**Given task:**
Copy out verbatim every line from the first one through the line containing "svg-text:a: a [297, 47, 302, 56]", including both.

**Supplied material:**
***

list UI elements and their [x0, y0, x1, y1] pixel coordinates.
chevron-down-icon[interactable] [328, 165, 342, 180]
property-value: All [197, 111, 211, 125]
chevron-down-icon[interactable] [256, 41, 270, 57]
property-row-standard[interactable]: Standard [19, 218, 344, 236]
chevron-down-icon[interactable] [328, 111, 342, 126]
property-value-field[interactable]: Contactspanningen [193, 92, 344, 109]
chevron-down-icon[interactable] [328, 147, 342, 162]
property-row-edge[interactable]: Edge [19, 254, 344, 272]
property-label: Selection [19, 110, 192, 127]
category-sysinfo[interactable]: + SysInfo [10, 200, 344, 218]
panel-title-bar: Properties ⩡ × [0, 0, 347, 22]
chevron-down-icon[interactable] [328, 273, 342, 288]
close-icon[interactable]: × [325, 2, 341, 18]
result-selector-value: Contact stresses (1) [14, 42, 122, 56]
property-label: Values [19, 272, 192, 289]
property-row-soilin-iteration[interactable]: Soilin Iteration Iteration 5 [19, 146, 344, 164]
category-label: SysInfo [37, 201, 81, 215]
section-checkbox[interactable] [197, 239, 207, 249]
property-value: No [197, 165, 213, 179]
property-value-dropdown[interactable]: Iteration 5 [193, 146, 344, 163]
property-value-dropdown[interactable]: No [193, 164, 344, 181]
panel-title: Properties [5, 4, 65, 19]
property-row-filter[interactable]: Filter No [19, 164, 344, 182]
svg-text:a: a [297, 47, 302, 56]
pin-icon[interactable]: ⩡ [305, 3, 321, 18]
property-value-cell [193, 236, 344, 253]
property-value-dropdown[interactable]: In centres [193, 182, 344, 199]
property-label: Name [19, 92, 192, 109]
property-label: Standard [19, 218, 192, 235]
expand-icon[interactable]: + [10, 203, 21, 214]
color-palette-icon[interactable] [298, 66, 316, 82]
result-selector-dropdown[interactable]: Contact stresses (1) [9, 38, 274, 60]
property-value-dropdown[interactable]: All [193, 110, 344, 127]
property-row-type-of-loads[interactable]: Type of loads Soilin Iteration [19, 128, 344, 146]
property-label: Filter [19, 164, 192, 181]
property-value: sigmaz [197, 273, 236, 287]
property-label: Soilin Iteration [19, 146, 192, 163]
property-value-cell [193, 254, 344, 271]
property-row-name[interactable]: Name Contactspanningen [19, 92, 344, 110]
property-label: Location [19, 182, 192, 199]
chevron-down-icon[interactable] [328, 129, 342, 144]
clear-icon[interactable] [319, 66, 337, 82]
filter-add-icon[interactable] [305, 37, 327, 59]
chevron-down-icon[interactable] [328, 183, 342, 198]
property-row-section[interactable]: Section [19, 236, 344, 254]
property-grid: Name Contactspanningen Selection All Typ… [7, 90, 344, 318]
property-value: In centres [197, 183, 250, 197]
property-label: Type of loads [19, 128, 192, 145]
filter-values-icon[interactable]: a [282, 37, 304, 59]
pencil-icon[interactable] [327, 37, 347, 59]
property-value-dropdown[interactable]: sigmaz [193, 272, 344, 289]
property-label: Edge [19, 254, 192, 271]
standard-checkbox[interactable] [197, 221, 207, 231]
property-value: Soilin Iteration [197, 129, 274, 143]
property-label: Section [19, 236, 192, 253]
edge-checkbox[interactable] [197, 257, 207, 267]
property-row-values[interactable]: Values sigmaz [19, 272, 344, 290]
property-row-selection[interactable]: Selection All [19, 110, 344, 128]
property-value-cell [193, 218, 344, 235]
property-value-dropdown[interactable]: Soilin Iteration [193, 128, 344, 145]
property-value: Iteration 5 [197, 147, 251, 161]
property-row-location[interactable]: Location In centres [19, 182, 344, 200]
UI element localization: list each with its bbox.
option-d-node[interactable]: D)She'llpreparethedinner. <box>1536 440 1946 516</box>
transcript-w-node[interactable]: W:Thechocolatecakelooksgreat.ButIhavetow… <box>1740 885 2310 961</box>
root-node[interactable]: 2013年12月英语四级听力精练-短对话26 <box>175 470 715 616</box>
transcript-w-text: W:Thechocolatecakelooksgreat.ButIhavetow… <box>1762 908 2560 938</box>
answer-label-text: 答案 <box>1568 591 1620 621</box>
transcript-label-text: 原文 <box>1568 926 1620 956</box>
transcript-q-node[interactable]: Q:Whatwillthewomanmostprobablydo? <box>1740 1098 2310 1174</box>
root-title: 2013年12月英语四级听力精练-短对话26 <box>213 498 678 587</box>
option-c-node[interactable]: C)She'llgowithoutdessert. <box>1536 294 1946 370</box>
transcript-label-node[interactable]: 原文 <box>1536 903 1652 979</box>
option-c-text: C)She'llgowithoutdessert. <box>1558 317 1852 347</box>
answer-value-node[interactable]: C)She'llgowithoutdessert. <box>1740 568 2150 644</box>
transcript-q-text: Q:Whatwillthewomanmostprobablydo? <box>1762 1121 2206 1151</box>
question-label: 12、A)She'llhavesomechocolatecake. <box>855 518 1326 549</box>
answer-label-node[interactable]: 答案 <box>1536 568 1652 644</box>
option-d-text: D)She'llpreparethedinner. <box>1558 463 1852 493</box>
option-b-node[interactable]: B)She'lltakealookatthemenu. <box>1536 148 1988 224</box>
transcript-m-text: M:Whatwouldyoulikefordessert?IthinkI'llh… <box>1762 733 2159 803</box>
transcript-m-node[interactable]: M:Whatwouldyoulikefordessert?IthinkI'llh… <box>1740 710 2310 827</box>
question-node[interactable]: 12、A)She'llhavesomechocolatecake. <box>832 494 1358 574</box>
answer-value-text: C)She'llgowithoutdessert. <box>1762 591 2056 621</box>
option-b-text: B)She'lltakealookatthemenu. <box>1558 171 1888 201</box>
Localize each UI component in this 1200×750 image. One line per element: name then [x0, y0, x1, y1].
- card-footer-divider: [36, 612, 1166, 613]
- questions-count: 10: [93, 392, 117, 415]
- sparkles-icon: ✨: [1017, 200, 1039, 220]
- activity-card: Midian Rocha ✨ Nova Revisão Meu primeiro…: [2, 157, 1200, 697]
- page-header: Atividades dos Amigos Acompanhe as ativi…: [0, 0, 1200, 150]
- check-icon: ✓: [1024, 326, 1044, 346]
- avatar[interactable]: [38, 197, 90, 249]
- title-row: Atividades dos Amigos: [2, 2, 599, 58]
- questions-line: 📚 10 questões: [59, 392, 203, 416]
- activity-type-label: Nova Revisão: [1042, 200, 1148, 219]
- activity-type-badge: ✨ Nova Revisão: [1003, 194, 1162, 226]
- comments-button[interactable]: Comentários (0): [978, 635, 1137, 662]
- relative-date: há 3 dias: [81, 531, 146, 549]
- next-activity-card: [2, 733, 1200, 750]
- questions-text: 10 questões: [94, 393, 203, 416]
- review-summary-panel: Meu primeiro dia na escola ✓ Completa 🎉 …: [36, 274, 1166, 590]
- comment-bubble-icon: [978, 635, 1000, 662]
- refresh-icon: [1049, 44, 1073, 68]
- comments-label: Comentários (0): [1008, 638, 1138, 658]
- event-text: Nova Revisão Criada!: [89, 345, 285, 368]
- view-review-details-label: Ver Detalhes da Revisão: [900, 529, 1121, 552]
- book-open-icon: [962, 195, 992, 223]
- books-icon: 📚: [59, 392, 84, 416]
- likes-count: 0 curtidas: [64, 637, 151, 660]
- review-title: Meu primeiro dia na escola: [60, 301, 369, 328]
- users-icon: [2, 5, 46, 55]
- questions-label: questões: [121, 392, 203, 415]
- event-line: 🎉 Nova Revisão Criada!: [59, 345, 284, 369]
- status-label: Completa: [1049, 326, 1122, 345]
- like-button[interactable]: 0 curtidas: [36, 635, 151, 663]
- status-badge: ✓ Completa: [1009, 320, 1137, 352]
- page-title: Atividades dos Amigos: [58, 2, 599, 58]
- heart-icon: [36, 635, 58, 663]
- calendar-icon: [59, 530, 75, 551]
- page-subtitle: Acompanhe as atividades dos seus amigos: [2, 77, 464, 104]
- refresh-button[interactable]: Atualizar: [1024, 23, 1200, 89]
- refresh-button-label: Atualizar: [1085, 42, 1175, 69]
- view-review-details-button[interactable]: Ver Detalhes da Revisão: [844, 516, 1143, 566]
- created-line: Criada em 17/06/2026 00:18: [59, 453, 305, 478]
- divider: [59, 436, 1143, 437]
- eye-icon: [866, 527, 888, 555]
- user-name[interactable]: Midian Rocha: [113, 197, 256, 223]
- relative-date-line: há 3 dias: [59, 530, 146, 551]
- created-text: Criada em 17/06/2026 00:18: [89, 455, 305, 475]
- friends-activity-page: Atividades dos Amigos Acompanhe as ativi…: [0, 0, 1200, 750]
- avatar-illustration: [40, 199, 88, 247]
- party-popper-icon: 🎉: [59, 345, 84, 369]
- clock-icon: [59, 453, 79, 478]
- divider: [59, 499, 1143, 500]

***

**Output for this exercise:**
list UI elements and their [x0, y0, x1, y1] pixel coordinates.
chevron-down-icon[interactable] [328, 165, 342, 180]
property-value: All [197, 111, 211, 125]
chevron-down-icon[interactable] [256, 41, 270, 57]
property-row-standard[interactable]: Standard [19, 218, 344, 236]
chevron-down-icon[interactable] [328, 111, 342, 126]
property-value-field[interactable]: Contactspanningen [193, 92, 344, 109]
chevron-down-icon[interactable] [328, 147, 342, 162]
property-row-edge[interactable]: Edge [19, 254, 344, 272]
property-label: Selection [19, 110, 192, 127]
category-sysinfo[interactable]: + SysInfo [10, 200, 344, 218]
panel-title-bar: Properties ⩡ × [0, 0, 347, 22]
chevron-down-icon[interactable] [328, 273, 342, 288]
close-icon[interactable]: × [325, 2, 341, 18]
result-selector-value: Contact stresses (1) [14, 42, 122, 56]
property-label: Values [19, 272, 192, 289]
property-row-soilin-iteration[interactable]: Soilin Iteration Iteration 5 [19, 146, 344, 164]
category-label: SysInfo [37, 201, 81, 215]
section-checkbox[interactable] [197, 239, 207, 249]
property-value: No [197, 165, 213, 179]
property-value-dropdown[interactable]: Iteration 5 [193, 146, 344, 163]
property-value-dropdown[interactable]: No [193, 164, 344, 181]
panel-title: Properties [5, 4, 65, 19]
property-row-filter[interactable]: Filter No [19, 164, 344, 182]
svg-text:a: a [297, 47, 302, 56]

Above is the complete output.